→ WHAT IS ASKED:
Here are some records; quote them exactly, leaving out the pictures.

→ DATA SECTION:
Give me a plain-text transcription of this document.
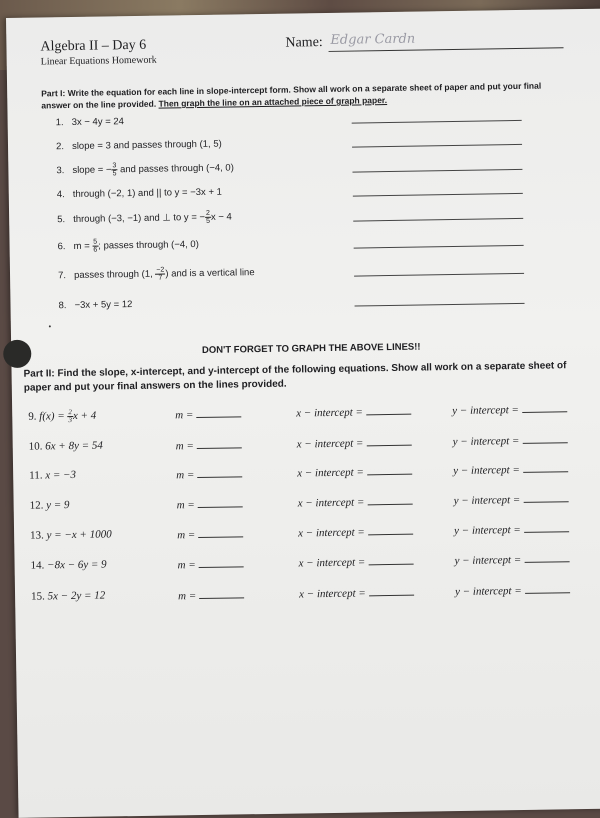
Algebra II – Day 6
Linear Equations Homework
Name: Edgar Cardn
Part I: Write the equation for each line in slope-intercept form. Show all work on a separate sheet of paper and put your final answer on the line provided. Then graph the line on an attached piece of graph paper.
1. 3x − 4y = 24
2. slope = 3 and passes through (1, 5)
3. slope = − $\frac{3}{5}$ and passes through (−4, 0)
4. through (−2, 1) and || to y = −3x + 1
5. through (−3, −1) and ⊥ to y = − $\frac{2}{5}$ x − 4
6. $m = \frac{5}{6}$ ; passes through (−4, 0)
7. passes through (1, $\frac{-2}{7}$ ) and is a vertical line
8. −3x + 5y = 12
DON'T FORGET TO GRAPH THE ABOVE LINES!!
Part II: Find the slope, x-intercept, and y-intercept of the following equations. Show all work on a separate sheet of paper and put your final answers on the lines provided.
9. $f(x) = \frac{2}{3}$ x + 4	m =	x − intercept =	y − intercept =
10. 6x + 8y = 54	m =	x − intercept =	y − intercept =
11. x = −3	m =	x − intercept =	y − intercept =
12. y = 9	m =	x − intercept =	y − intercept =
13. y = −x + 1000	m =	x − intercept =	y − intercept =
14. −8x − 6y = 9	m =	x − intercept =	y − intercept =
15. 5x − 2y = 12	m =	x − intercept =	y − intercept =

→ WRITTEN SOLUTION:
Give me a plain-text transcription of this document.
Algebra II – Day 6
Linear Equations Homework
Name: Edgar Cardn
Part I: Write the equation for each line in slope-intercept form. Show all work on a separate sheet of paper and put your final answer on the line provided. Then graph the line on an attached piece of graph paper.
1. 3x − 4y = 24
2. slope = 3 and passes through (1, 5)
3. slope = − $\frac{3}{5}$ and passes through (−4, 0)
4. through (−2, 1) and || to y = −3x + 1
5. through (−3, −1) and ⊥ to y = − $\frac{2}{5}$ x − 4
6. $m = \frac{5}{6}$ ; passes through (−4, 0)
7. passes through (1, $\frac{-2}{7}$ ) and is a vertical line
8. −3x + 5y = 12
DON'T FORGET TO GRAPH THE ABOVE LINES!!
Part II: Find the slope, x-intercept, and y-intercept of the following equations. Show all work on a separate sheet of paper and put your final answers on the lines provided.
9. $f(x) = \frac{2}{3}$ x + 4	m =	x − intercept =	y − intercept =
10. 6x + 8y = 54	m =	x − intercept =	y − intercept =
11. x = −3	m =	x − intercept =	y − intercept =
12. y = 9	m =	x − intercept =	y − intercept =
13. y = −x + 1000	m =	x − intercept =	y − intercept =
14. −8x − 6y = 9	m =	x − intercept =	y − intercept =
15. 5x − 2y = 12	m =	x − intercept =	y − intercept =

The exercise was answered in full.